• [What the task requires]:
Which lines include the word "Certificate"? Copy each of them.

• [Given information]:
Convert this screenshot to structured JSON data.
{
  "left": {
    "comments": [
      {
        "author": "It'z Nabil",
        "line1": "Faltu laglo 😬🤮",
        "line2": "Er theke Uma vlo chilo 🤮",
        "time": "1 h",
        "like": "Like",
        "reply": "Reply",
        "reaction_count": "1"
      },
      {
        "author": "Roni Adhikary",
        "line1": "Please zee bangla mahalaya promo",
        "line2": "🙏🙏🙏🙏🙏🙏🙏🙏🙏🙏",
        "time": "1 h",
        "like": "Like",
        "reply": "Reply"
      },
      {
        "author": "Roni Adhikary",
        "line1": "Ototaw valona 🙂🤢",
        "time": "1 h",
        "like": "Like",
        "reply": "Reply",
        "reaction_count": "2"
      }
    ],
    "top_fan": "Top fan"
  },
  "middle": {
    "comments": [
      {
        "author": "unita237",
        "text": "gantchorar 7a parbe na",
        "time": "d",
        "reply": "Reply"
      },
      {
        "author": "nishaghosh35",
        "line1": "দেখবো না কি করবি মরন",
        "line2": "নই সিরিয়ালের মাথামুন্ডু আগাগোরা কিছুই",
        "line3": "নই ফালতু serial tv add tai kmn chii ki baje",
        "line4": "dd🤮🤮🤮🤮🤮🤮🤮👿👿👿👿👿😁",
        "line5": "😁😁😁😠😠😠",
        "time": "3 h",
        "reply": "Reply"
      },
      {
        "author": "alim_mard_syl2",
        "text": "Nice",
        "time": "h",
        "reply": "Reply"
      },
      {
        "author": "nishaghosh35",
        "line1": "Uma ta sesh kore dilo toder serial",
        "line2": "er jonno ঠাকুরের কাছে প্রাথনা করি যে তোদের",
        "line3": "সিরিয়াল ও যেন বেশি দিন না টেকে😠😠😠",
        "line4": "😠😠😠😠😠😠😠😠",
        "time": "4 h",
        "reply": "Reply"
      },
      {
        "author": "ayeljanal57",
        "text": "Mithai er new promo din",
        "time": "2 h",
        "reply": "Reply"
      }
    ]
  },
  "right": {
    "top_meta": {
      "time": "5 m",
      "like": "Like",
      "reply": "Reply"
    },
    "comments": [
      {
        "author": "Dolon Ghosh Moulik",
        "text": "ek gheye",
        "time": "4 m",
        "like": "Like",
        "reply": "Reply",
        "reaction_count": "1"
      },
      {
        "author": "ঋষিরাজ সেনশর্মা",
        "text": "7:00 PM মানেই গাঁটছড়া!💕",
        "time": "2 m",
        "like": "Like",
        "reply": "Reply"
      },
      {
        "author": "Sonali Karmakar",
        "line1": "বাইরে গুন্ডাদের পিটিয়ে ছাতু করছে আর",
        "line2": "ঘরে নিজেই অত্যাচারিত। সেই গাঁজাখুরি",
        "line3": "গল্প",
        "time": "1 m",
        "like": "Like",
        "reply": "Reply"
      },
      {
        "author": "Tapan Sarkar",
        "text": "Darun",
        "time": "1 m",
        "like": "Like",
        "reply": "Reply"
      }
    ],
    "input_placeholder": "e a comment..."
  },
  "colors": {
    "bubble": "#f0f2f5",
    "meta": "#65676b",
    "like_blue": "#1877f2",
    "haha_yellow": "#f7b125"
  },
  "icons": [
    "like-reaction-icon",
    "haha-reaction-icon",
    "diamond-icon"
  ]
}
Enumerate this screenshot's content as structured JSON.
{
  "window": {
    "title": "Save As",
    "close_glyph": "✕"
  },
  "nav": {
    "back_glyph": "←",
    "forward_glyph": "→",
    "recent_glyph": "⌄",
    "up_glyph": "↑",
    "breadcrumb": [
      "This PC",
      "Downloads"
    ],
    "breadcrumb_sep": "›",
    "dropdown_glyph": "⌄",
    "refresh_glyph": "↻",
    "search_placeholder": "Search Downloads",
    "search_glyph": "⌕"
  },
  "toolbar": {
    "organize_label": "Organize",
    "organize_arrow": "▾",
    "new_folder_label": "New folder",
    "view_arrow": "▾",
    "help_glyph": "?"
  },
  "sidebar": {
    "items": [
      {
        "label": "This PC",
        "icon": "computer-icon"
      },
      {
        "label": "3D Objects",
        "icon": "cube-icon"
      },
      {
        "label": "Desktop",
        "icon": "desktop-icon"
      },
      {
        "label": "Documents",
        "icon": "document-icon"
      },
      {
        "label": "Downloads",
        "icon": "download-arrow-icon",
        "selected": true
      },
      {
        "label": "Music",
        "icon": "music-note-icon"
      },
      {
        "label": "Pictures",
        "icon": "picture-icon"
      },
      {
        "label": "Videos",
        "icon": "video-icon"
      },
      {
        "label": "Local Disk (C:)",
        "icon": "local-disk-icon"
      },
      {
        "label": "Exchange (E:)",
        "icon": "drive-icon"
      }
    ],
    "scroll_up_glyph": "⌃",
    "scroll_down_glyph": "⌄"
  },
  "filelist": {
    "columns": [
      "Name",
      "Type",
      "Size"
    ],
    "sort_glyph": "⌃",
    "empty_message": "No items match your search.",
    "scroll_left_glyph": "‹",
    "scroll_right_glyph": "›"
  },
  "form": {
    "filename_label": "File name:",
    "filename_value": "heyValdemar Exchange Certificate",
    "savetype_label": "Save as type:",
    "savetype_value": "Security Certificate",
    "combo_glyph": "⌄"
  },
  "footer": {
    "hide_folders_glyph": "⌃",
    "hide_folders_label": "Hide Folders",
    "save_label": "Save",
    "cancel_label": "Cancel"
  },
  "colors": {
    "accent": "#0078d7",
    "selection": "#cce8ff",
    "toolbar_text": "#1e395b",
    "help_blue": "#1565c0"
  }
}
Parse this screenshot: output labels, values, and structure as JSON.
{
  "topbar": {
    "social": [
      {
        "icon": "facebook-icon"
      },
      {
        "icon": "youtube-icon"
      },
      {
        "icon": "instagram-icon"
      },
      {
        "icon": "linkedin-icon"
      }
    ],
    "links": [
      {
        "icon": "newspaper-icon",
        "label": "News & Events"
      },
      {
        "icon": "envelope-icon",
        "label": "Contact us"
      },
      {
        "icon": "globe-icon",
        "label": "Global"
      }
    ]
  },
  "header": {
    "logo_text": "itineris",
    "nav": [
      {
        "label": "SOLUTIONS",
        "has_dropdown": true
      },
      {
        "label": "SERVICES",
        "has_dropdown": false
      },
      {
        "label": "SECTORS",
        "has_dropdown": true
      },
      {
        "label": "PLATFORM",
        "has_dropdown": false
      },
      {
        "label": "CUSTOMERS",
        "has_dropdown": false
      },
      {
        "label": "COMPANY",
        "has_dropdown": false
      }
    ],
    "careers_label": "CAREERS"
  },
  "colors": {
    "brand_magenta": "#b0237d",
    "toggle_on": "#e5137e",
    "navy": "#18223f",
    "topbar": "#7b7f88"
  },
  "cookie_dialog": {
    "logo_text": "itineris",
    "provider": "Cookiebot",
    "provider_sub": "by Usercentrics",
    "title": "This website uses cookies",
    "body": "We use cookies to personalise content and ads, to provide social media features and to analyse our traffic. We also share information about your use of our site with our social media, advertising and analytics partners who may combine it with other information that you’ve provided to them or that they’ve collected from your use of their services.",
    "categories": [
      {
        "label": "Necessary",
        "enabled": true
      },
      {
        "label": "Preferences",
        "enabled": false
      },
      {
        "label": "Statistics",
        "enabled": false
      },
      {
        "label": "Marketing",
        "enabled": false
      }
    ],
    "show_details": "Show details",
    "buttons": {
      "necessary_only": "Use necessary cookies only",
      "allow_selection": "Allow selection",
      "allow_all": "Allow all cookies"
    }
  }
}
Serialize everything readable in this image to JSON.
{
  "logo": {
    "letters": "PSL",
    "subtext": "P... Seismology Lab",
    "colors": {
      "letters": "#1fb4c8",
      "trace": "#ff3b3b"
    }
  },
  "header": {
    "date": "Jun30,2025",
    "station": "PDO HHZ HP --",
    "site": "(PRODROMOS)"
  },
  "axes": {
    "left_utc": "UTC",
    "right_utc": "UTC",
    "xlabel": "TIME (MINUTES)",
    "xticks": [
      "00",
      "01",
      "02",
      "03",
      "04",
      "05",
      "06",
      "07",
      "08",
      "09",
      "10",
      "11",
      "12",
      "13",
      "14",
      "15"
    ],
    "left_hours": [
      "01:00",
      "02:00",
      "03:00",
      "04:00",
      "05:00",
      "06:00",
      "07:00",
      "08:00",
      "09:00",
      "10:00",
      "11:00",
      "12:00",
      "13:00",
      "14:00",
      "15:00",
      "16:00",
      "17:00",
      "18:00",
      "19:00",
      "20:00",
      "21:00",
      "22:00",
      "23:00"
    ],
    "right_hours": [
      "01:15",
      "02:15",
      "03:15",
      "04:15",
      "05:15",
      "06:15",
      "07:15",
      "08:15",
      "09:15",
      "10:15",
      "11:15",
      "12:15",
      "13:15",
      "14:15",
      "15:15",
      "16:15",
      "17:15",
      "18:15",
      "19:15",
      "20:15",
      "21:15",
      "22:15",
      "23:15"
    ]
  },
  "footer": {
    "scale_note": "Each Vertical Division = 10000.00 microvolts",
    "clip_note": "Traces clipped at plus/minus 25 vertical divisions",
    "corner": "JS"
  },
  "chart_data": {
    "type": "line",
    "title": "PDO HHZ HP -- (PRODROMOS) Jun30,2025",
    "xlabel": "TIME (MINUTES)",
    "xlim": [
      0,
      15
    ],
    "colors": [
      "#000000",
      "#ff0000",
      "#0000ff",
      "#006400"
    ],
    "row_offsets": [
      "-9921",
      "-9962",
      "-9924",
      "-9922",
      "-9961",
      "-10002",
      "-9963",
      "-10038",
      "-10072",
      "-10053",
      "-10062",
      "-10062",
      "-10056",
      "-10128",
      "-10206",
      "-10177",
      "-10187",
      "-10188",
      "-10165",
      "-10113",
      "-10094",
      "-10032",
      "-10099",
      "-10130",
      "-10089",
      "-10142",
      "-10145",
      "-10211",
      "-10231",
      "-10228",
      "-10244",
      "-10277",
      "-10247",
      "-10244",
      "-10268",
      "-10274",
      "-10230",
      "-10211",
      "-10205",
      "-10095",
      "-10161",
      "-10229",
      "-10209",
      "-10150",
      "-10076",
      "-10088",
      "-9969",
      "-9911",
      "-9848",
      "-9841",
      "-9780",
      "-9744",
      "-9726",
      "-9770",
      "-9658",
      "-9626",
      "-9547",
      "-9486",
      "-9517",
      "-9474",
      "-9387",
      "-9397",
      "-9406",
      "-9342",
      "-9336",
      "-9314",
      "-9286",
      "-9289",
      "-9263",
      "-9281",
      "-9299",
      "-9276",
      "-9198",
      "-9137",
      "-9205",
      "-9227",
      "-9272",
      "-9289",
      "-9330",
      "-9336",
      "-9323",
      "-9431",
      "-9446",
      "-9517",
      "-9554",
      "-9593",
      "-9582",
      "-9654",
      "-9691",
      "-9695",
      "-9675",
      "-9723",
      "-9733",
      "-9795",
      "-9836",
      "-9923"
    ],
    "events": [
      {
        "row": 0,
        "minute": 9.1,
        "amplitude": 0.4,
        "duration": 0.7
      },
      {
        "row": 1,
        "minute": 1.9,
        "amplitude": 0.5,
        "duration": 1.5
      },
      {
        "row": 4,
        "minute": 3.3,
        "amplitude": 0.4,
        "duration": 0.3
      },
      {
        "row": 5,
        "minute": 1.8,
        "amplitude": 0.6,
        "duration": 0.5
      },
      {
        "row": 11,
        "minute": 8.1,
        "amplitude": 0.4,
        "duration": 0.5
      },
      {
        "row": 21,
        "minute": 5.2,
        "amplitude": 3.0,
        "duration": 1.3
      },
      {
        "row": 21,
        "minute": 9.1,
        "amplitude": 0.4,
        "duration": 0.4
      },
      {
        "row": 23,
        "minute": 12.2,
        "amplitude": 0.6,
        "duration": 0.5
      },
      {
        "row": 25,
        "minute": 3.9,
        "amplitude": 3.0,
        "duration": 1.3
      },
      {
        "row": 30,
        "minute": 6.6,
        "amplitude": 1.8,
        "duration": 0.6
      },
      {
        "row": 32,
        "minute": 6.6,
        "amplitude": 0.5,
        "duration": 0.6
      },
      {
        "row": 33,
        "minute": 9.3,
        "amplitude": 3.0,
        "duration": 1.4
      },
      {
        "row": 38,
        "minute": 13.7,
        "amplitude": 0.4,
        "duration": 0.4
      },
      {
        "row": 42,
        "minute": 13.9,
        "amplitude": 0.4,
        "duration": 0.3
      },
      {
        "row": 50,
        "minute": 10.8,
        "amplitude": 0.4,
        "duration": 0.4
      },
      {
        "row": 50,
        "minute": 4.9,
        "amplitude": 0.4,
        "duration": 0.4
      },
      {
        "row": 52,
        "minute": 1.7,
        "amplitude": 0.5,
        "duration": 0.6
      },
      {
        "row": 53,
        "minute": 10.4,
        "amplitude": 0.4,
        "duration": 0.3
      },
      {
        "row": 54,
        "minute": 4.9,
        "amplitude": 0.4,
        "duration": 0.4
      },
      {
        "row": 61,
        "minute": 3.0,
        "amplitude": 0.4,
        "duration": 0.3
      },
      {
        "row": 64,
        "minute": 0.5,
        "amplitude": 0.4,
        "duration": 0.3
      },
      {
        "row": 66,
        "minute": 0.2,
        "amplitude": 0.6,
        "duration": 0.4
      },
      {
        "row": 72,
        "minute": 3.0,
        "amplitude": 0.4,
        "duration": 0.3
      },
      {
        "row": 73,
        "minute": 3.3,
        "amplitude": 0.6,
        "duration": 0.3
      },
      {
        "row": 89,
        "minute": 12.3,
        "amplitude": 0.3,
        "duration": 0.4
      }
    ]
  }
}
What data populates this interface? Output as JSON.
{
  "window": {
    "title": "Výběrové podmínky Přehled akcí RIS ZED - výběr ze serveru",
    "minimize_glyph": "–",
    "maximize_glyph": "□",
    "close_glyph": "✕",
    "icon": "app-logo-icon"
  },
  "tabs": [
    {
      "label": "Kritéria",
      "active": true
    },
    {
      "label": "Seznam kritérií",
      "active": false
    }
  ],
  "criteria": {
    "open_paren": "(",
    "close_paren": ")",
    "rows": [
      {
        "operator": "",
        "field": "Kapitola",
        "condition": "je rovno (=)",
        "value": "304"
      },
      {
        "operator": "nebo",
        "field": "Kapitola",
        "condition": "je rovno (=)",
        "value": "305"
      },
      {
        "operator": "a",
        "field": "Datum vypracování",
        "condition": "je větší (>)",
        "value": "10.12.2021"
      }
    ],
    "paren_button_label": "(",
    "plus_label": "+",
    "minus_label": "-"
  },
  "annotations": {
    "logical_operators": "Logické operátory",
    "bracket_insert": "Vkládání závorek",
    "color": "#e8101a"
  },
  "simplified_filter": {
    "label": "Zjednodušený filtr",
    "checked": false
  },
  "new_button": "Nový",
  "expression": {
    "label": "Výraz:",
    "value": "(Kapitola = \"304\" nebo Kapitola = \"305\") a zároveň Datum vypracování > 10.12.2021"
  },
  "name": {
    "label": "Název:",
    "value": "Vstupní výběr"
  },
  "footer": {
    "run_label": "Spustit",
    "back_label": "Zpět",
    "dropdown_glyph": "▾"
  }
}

• [Result]:
    "filename_value": "heyValdemar Exchange Certificate",
    "savetype_value": "Security Certificate",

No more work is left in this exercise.